Data for the task:

>> START

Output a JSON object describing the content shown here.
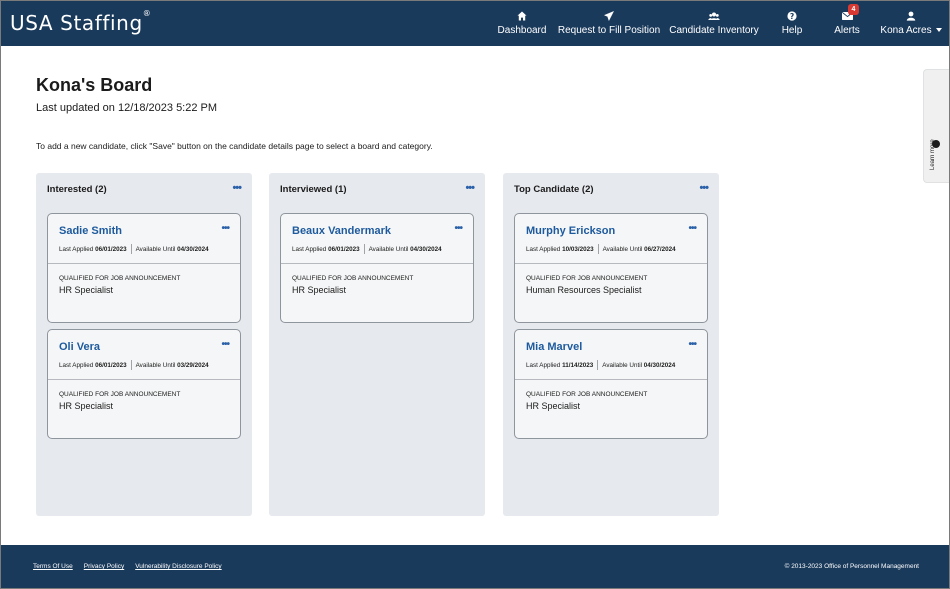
{
  "header": {
    "logo_text": "USA Staffing",
    "logo_mark": "®",
    "nav": [
      {
        "label": "Dashboard",
        "icon": "home-icon"
      },
      {
        "label": "Request to Fill Position",
        "icon": "paper-plane-icon"
      },
      {
        "label": "Candidate Inventory",
        "icon": "users-icon"
      },
      {
        "label": "Help",
        "icon": "question-circle-icon"
      },
      {
        "label": "Alerts",
        "icon": "envelope-icon",
        "badge": "4"
      },
      {
        "label": "Kona Acres",
        "icon": "user-icon"
      }
    ]
  },
  "page": {
    "title": "Kona's Board",
    "last_updated": "Last updated on 12/18/2023 5:22 PM",
    "instructions": "To add a new candidate, click \"Save\" button on the candidate details page to select a board and category."
  },
  "learn_more": {
    "label": "Learn more"
  },
  "more_glyph": "•••",
  "columns": [
    {
      "title": "Interested (2)",
      "cards": [
        {
          "name": "Sadie Smith",
          "last_applied_label": "Last Applied",
          "last_applied": "06/01/2023",
          "available_label": "Available Until",
          "available": "04/30/2024",
          "qual_label": "QUALIFIED FOR JOB ANNOUNCEMENT",
          "qual_value": "HR Specialist"
        },
        {
          "name": "Oli Vera",
          "last_applied_label": "Last Applied",
          "last_applied": "06/01/2023",
          "available_label": "Available Until",
          "available": "03/29/2024",
          "qual_label": "QUALIFIED FOR JOB ANNOUNCEMENT",
          "qual_value": "HR Specialist"
        }
      ]
    },
    {
      "title": "Interviewed (1)",
      "cards": [
        {
          "name": "Beaux Vandermark",
          "last_applied_label": "Last Applied",
          "last_applied": "06/01/2023",
          "available_label": "Available Until",
          "available": "04/30/2024",
          "qual_label": "QUALIFIED FOR JOB ANNOUNCEMENT",
          "qual_value": "HR Specialist"
        }
      ]
    },
    {
      "title": "Top Candidate (2)",
      "cards": [
        {
          "name": "Murphy Erickson",
          "last_applied_label": "Last Applied",
          "last_applied": "10/03/2023",
          "available_label": "Available Until",
          "available": "06/27/2024",
          "qual_label": "QUALIFIED FOR JOB ANNOUNCEMENT",
          "qual_value": "Human Resources Specialist"
        },
        {
          "name": "Mia Marvel",
          "last_applied_label": "Last Applied",
          "last_applied": "11/14/2023",
          "available_label": "Available Until",
          "available": "04/30/2024",
          "qual_label": "QUALIFIED FOR JOB ANNOUNCEMENT",
          "qual_value": "HR Specialist"
        }
      ]
    }
  ],
  "footer": {
    "links": [
      "Terms Of Use",
      "Privacy Policy",
      "Vulnerability Disclosure Policy"
    ],
    "copyright": "© 2013-2023 Office of Personnel Management"
  },
  "colors": {
    "header_bg": "#1a3a5c",
    "link": "#1d5a9e",
    "column_bg": "#e6e9ee",
    "badge": "#d83933"
  }
}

>> END

Your answer should be a single number: the count of lines containing the word "icon".

Result for this exercise: 6